(Data entries)
++++++

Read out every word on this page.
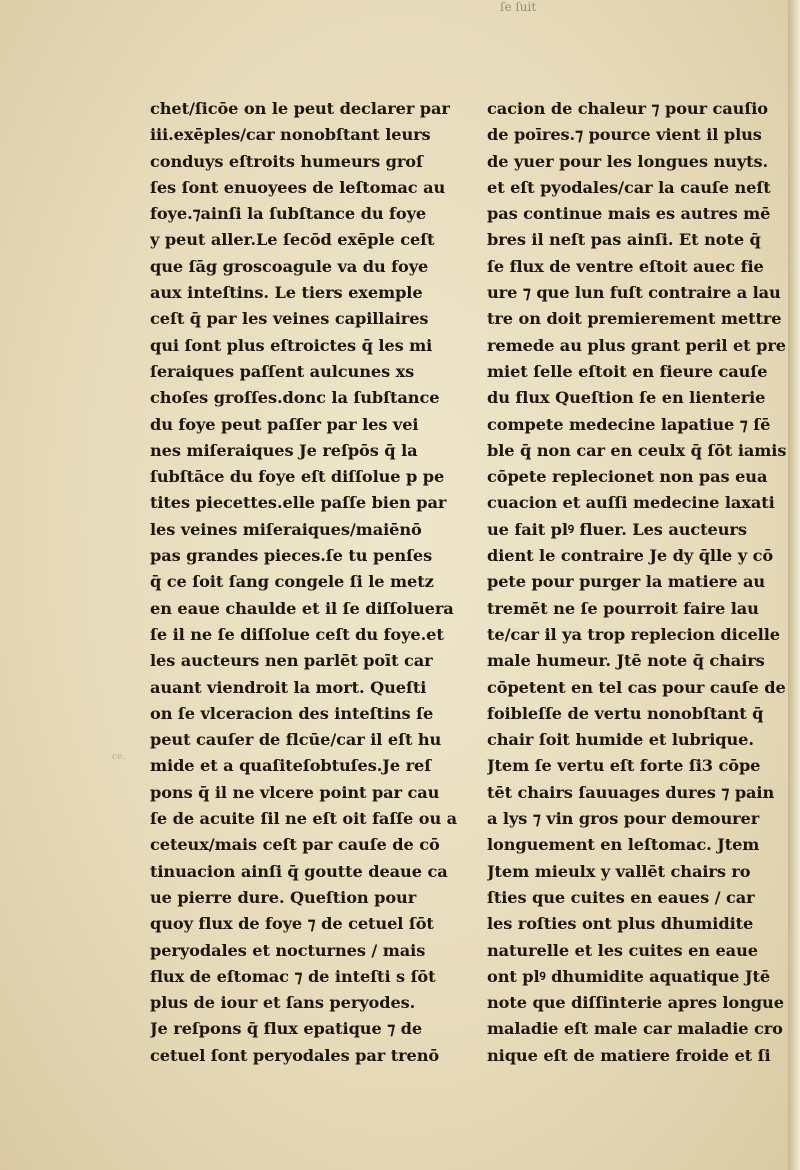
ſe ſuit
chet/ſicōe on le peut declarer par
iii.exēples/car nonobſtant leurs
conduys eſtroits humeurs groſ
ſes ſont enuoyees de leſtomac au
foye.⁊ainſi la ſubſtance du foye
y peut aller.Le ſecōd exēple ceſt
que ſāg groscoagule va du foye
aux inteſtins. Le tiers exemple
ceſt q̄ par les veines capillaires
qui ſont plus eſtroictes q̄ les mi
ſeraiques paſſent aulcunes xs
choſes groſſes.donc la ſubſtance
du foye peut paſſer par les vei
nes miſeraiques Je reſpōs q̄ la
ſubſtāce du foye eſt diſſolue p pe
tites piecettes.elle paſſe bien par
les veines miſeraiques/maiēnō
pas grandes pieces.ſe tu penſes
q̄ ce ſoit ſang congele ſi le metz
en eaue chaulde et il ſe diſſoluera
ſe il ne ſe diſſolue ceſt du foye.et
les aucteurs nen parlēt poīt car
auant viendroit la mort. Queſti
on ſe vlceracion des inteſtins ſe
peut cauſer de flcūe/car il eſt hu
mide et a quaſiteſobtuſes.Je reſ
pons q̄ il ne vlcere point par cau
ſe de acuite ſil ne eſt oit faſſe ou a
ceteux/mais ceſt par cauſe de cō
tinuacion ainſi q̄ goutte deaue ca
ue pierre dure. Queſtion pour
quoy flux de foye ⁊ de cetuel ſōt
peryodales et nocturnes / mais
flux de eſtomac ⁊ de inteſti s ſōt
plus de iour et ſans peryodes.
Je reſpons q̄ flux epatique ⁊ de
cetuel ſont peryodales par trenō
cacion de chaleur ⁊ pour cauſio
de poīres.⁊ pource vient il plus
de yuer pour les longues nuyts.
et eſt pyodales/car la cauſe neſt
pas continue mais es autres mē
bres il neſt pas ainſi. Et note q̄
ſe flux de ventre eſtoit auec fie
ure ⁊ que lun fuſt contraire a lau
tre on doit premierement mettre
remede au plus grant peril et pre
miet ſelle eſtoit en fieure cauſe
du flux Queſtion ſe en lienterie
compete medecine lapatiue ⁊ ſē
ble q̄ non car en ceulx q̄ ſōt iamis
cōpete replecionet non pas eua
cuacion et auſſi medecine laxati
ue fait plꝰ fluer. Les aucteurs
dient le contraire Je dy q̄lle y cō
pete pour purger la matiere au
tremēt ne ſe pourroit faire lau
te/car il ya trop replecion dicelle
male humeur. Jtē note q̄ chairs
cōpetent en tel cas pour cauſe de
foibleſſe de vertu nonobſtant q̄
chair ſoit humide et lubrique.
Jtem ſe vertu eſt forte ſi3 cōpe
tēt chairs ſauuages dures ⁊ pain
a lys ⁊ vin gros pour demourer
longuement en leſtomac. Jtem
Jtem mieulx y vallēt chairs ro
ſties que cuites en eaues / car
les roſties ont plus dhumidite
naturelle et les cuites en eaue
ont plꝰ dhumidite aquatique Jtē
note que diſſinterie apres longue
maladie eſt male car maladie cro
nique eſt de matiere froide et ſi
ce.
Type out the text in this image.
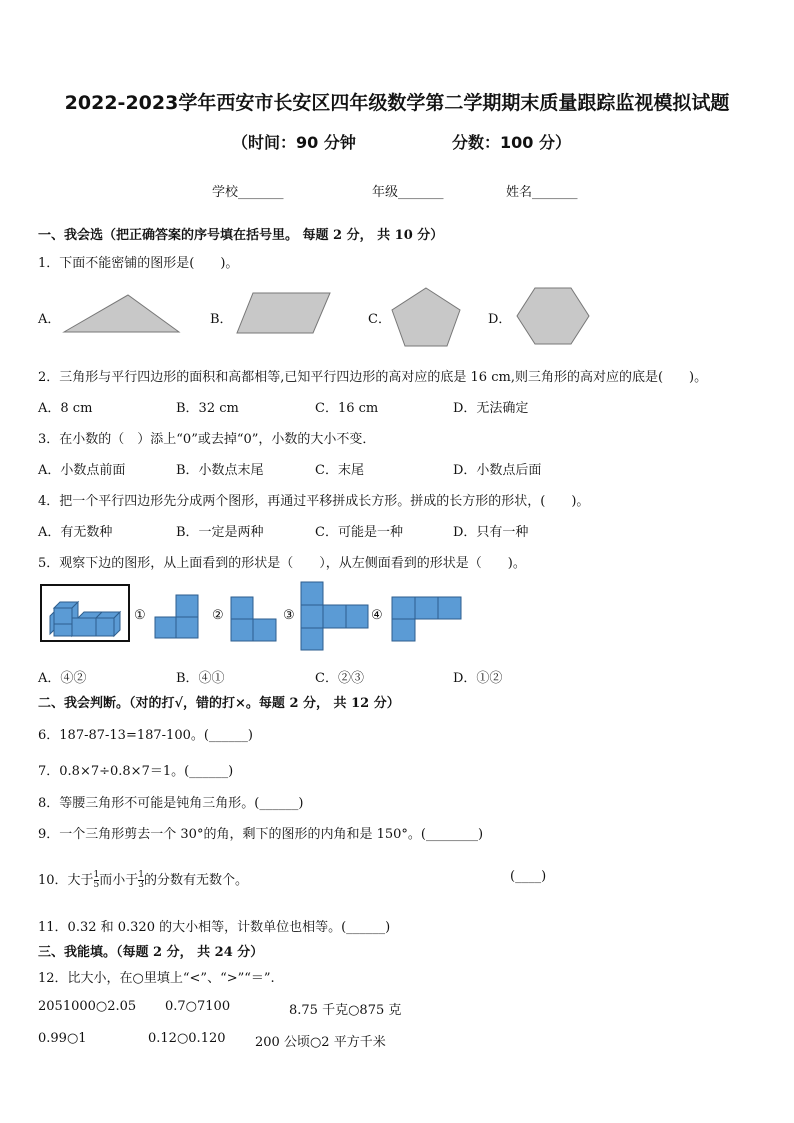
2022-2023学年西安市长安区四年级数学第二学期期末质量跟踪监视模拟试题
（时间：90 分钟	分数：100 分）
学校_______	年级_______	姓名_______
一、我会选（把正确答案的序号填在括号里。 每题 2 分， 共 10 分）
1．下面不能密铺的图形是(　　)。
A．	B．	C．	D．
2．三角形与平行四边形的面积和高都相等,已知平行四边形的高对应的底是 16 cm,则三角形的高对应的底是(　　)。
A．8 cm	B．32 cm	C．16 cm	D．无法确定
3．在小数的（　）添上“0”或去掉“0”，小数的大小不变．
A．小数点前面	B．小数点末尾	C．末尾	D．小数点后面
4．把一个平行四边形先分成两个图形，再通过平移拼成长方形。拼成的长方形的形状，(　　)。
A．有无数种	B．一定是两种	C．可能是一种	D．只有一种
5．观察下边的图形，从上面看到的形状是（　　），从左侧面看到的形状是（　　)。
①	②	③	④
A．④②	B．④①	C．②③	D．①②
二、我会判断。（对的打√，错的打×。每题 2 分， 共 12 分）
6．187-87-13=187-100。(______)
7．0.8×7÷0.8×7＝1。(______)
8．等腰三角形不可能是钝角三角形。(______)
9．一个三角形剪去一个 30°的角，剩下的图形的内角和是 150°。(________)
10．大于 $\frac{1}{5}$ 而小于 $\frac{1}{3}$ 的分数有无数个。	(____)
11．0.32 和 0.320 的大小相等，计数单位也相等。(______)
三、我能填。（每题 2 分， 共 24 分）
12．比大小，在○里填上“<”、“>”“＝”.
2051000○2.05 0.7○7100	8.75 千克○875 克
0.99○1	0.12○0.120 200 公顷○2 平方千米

++++++

◆ **Given instruction**
Gather each line in the entries above where the string "nonobſtant" is found.

◆ **Finished answer**
iii.exēples/car nonobſtant leurs
foibleſſe de vertu nonobſtant q̄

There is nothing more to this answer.